▶ [Challenge]
Locate the lines where "text" occurs and copy them as they stand.

※ ※ ※

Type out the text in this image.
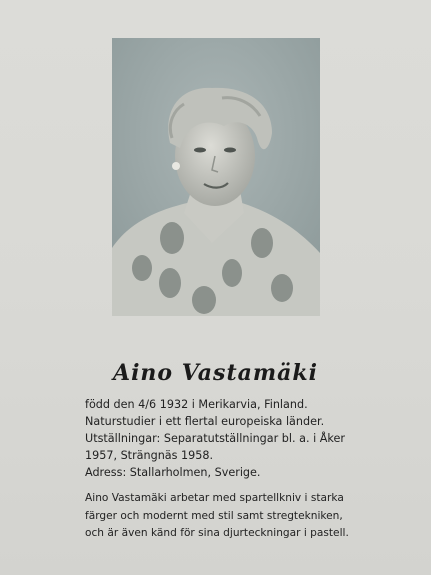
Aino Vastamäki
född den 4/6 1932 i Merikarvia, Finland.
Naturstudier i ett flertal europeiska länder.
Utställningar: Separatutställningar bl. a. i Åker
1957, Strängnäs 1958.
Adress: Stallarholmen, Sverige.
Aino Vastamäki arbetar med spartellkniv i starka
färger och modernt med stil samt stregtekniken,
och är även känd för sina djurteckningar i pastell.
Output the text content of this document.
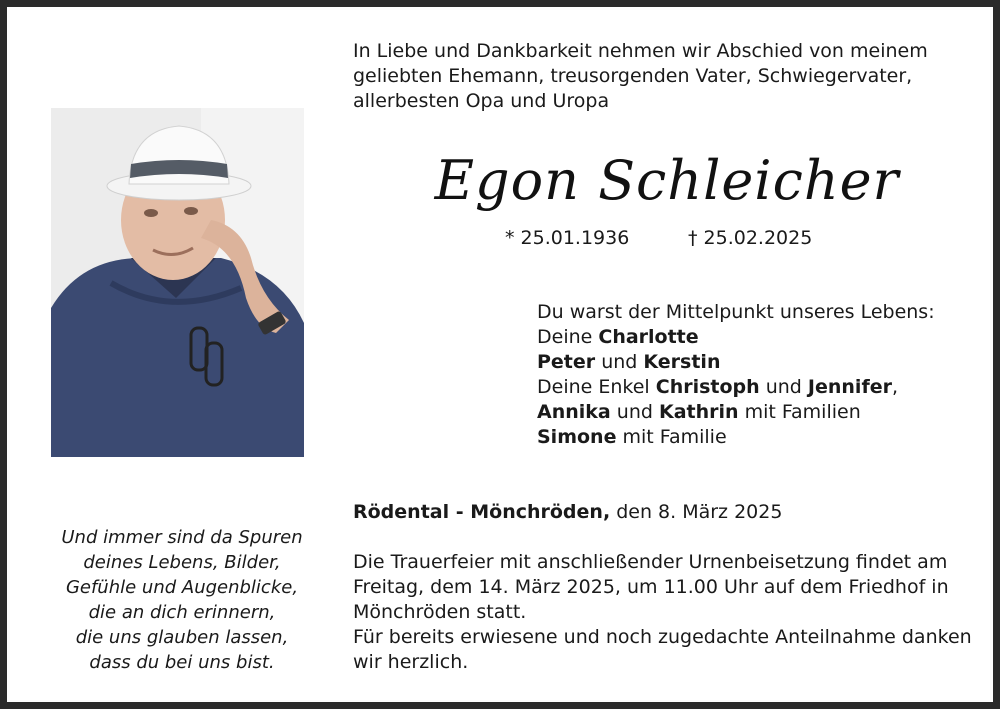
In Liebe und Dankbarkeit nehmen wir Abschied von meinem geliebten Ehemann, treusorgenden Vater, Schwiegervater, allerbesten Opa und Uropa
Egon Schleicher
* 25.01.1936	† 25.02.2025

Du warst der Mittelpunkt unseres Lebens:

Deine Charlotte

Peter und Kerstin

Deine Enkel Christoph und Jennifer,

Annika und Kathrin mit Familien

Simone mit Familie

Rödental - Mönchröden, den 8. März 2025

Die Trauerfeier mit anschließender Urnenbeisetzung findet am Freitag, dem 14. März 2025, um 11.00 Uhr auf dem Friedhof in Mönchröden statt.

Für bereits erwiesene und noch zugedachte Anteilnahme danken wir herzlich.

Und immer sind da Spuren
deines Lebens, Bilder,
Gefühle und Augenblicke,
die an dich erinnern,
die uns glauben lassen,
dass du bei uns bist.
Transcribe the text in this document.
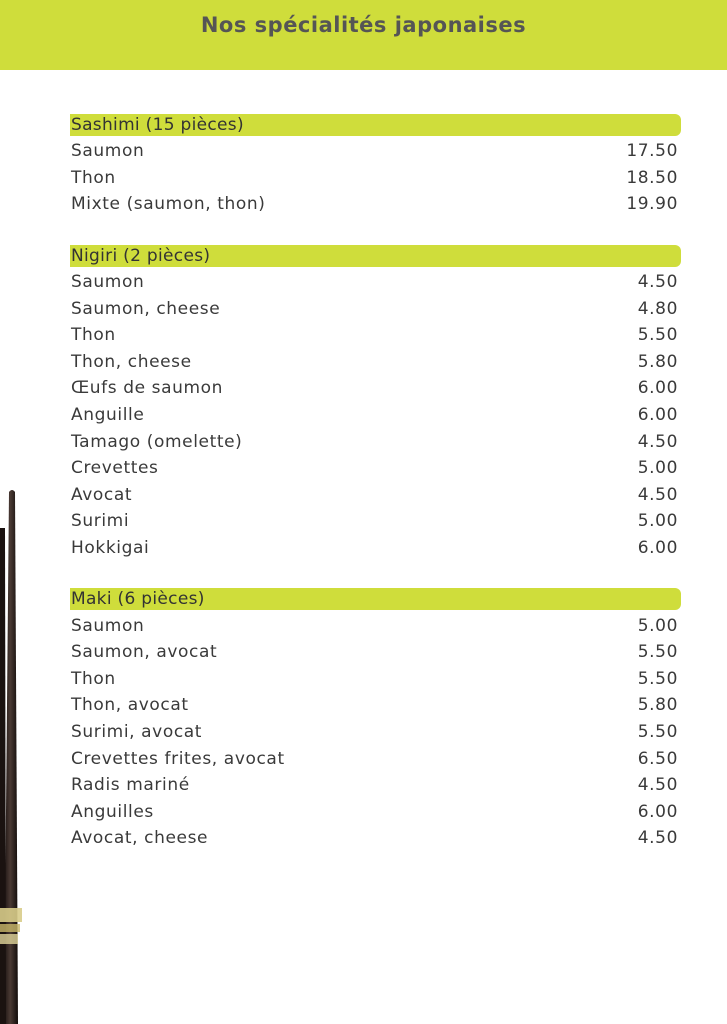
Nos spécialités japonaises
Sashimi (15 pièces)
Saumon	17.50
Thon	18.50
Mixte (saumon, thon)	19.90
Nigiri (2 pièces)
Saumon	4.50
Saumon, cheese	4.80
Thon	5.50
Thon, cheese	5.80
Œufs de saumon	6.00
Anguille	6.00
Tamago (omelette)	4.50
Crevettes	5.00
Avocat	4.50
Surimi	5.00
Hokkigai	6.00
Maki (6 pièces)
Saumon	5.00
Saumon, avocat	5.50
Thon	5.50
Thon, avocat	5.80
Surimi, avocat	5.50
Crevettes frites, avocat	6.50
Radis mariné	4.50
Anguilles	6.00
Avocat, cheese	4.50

※ ※ ※

▶ [Result]
Type out the text in this image.
Output the text content of this document.
Transcribe the text in this document.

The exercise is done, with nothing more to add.